*SET PROBLEM:* Repeat every line of the material, character for character.

*SUPPLIED RECORDS:*
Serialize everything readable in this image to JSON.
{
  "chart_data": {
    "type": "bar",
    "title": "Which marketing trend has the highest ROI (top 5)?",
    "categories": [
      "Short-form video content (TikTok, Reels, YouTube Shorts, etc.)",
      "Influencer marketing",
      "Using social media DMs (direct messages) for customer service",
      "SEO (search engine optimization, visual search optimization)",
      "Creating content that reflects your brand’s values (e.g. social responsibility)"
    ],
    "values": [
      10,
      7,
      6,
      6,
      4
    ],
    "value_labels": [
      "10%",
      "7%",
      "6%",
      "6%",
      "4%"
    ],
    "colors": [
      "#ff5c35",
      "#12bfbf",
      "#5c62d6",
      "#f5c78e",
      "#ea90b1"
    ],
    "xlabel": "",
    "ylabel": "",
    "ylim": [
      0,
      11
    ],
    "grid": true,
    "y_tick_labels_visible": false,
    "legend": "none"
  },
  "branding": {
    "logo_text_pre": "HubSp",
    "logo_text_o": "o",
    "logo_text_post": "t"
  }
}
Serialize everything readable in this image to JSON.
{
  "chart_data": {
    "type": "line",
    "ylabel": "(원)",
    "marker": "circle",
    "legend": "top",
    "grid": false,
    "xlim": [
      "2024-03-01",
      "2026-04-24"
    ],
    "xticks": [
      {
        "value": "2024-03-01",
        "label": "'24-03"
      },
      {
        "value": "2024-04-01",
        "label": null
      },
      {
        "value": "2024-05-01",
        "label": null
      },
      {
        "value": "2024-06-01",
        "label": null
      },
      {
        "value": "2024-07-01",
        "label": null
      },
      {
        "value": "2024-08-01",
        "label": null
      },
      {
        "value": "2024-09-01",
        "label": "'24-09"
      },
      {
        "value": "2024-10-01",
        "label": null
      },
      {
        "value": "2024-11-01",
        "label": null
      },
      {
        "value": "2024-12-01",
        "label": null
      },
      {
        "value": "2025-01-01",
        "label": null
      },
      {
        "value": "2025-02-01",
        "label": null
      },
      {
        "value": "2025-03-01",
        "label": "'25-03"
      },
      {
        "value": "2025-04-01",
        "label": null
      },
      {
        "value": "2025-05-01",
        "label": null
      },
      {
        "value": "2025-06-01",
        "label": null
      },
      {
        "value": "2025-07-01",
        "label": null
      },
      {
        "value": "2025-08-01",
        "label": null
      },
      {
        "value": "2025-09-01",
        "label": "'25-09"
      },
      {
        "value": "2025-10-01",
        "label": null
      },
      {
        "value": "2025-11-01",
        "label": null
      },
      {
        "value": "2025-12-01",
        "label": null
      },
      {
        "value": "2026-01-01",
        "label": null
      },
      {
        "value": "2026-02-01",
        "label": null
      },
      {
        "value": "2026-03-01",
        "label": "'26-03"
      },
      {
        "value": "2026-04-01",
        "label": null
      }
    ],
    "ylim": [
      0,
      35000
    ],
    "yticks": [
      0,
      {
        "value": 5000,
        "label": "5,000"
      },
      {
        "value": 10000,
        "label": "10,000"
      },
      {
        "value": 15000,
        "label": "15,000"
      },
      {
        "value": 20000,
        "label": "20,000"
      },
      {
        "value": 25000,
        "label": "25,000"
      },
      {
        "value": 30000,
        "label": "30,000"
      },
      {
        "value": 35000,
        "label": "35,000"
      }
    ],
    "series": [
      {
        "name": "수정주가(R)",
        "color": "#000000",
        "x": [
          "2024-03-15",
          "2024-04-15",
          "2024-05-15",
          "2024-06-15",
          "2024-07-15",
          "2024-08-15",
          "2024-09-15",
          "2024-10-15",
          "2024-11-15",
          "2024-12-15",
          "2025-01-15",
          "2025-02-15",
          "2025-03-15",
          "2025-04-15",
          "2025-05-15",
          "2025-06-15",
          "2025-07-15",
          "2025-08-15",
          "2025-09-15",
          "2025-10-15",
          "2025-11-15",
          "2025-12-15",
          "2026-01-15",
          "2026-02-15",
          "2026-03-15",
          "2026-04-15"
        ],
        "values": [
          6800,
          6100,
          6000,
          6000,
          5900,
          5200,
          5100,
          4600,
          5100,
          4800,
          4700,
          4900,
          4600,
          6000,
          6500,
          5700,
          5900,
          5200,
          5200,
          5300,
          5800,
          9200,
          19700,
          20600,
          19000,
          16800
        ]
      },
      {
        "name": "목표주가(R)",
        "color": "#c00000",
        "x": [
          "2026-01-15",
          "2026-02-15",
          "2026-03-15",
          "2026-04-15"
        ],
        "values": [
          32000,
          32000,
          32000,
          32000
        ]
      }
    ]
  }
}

*OUTPUT:*
Serialize everything readable in this image to JSON.
{
  "chart_data": {
    "type": "bar",
    "title": "Which marketing trend has the highest ROI (top 5)?",
    "categories": [
      "Short-form video content (TikTok, Reels, YouTube Shorts, etc.)",
      "Influencer marketing",
      "Using social media DMs (direct messages) for customer service",
      "SEO (search engine optimization, visual search optimization)",
      "Creating content that reflects your brand’s values (e.g. social responsibility)"
    ],
    "values": [
      10,
      7,
      6,
      6,
      4
    ],
    "value_labels": [
      "10%",
      "7%",
      "6%",
      "6%",
      "4%"
    ],
    "colors": [
      "#ff5c35",
      "#12bfbf",
      "#5c62d6",
      "#f5c78e",
      "#ea90b1"
    ],
    "xlabel": "",
    "ylabel": "",
    "ylim": [
      0,
      11
    ],
    "grid": true,
    "y_tick_labels_visible": false,
    "legend": "none"
  },
  "branding": {
    "logo_text_pre": "HubSp",
    "logo_text_o": "o",
    "logo_text_post": "t"
  }
}
Serialize everything readable in this image to JSON.
{
  "chart_data": {
    "type": "line",
    "ylabel": "(원)",
    "marker": "circle",
    "legend": "top",
    "grid": false,
    "xlim": [
      "2024-03-01",
      "2026-04-24"
    ],
    "xticks": [
      {
        "value": "2024-03-01",
        "label": "'24-03"
      },
      {
        "value": "2024-04-01",
        "label": null
      },
      {
        "value": "2024-05-01",
        "label": null
      },
      {
        "value": "2024-06-01",
        "label": null
      },
      {
        "value": "2024-07-01",
        "label": null
      },
      {
        "value": "2024-08-01",
        "label": null
      },
      {
        "value": "2024-09-01",
        "label": "'24-09"
      },
      {
        "value": "2024-10-01",
        "label": null
      },
      {
        "value": "2024-11-01",
        "label": null
      },
      {
        "value": "2024-12-01",
        "label": null
      },
      {
        "value": "2025-01-01",
        "label": null
      },
      {
        "value": "2025-02-01",
        "label": null
      },
      {
        "value": "2025-03-01",
        "label": "'25-03"
      },
      {
        "value": "2025-04-01",
        "label": null
      },
      {
        "value": "2025-05-01",
        "label": null
      },
      {
        "value": "2025-06-01",
        "label": null
      },
      {
        "value": "2025-07-01",
        "label": null
      },
      {
        "value": "2025-08-01",
        "label": null
      },
      {
        "value": "2025-09-01",
        "label": "'25-09"
      },
      {
        "value": "2025-10-01",
        "label": null
      },
      {
        "value": "2025-11-01",
        "label": null
      },
      {
        "value": "2025-12-01",
        "label": null
      },
      {
        "value": "2026-01-01",
        "label": null
      },
      {
        "value": "2026-02-01",
        "label": null
      },
      {
        "value": "2026-03-01",
        "label": "'26-03"
      },
      {
        "value": "2026-04-01",
        "label": null
      }
    ],
    "ylim": [
      0,
      35000
    ],
    "yticks": [
      0,
      {
        "value": 5000,
        "label": "5,000"
      },
      {
        "value": 10000,
        "label": "10,000"
      },
      {
        "value": 15000,
        "label": "15,000"
      },
      {
        "value": 20000,
        "label": "20,000"
      },
      {
        "value": 25000,
        "label": "25,000"
      },
      {
        "value": 30000,
        "label": "30,000"
      },
      {
        "value": 35000,
        "label": "35,000"
      }
    ],
    "series": [
      {
        "name": "수정주가(R)",
        "color": "#000000",
        "x": [
          "2024-03-15",
          "2024-04-15",
          "2024-05-15",
          "2024-06-15",
          "2024-07-15",
          "2024-08-15",
          "2024-09-15",
          "2024-10-15",
          "2024-11-15",
          "2024-12-15",
          "2025-01-15",
          "2025-02-15",
          "2025-03-15",
          "2025-04-15",
          "2025-05-15",
          "2025-06-15",
          "2025-07-15",
          "2025-08-15",
          "2025-09-15",
          "2025-10-15",
          "2025-11-15",
          "2025-12-15",
          "2026-01-15",
          "2026-02-15",
          "2026-03-15",
          "2026-04-15"
        ],
        "values": [
          6800,
          6100,
          6000,
          6000,
          5900,
          5200,
          5100,
          4600,
          5100,
          4800,
          4700,
          4900,
          4600,
          6000,
          6500,
          5700,
          5900,
          5200,
          5200,
          5300,
          5800,
          9200,
          19700,
          20600,
          19000,
          16800
        ]
      },
      {
        "name": "목표주가(R)",
        "color": "#c00000",
        "x": [
          "2026-01-15",
          "2026-02-15",
          "2026-03-15",
          "2026-04-15"
        ],
        "values": [
          32000,
          32000,
          32000,
          32000
        ]
      }
    ]
  }
}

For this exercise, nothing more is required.